**What is required**
Each line that follows is to be retyped exactly.

# START OF Data records

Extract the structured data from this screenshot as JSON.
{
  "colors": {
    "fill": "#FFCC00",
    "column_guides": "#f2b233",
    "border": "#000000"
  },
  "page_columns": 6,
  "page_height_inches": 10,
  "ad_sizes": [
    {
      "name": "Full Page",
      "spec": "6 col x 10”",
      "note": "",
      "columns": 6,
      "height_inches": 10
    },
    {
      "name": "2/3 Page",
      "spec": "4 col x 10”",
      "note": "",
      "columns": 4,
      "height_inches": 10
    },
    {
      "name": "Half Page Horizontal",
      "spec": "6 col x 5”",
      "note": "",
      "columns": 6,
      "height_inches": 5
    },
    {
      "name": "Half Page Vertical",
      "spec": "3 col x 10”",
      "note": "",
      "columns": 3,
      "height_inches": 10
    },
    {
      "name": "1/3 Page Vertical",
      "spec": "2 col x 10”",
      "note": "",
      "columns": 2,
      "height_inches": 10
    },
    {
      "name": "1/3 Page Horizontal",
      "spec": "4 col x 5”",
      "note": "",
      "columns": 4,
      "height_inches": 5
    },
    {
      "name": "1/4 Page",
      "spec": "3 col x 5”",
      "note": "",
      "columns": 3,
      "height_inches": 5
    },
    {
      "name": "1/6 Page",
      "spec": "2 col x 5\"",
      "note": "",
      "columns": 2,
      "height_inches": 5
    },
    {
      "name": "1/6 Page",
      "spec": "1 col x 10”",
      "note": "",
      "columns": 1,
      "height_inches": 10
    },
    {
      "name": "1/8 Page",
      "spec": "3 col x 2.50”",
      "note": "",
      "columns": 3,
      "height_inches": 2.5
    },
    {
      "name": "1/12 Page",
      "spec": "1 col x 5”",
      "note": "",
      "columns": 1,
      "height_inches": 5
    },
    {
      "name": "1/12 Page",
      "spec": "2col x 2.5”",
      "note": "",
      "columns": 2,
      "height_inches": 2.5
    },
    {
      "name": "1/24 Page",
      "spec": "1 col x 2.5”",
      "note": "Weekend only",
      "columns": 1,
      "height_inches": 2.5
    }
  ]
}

# END OF Data records

**The output**
Extract the structured data from this screenshot as JSON.
{
  "colors": {
    "fill": "#FFCC00",
    "column_guides": "#f2b233",
    "border": "#000000"
  },
  "page_columns": 6,
  "page_height_inches": 10,
  "ad_sizes": [
    {
      "name": "Full Page",
      "spec": "6 col x 10”",
      "note": "",
      "columns": 6,
      "height_inches": 10
    },
    {
      "name": "2/3 Page",
      "spec": "4 col x 10”",
      "note": "",
      "columns": 4,
      "height_inches": 10
    },
    {
      "name": "Half Page Horizontal",
      "spec": "6 col x 5”",
      "note": "",
      "columns": 6,
      "height_inches": 5
    },
    {
      "name": "Half Page Vertical",
      "spec": "3 col x 10”",
      "note": "",
      "columns": 3,
      "height_inches": 10
    },
    {
      "name": "1/3 Page Vertical",
      "spec": "2 col x 10”",
      "note": "",
      "columns": 2,
      "height_inches": 10
    },
    {
      "name": "1/3 Page Horizontal",
      "spec": "4 col x 5”",
      "note": "",
      "columns": 4,
      "height_inches": 5
    },
    {
      "name": "1/4 Page",
      "spec": "3 col x 5”",
      "note": "",
      "columns": 3,
      "height_inches": 5
    },
    {
      "name": "1/6 Page",
      "spec": "2 col x 5\"",
      "note": "",
      "columns": 2,
      "height_inches": 5
    },
    {
      "name": "1/6 Page",
      "spec": "1 col x 10”",
      "note": "",
      "columns": 1,
      "height_inches": 10
    },
    {
      "name": "1/8 Page",
      "spec": "3 col x 2.50”",
      "note": "",
      "columns": 3,
      "height_inches": 2.5
    },
    {
      "name": "1/12 Page",
      "spec": "1 col x 5”",
      "note": "",
      "columns": 1,
      "height_inches": 5
    },
    {
      "name": "1/12 Page",
      "spec": "2col x 2.5”",
      "note": "",
      "columns": 2,
      "height_inches": 2.5
    },
    {
      "name": "1/24 Page",
      "spec": "1 col x 2.5”",
      "note": "Weekend only",
      "columns": 1,
      "height_inches": 2.5
    }
  ]
}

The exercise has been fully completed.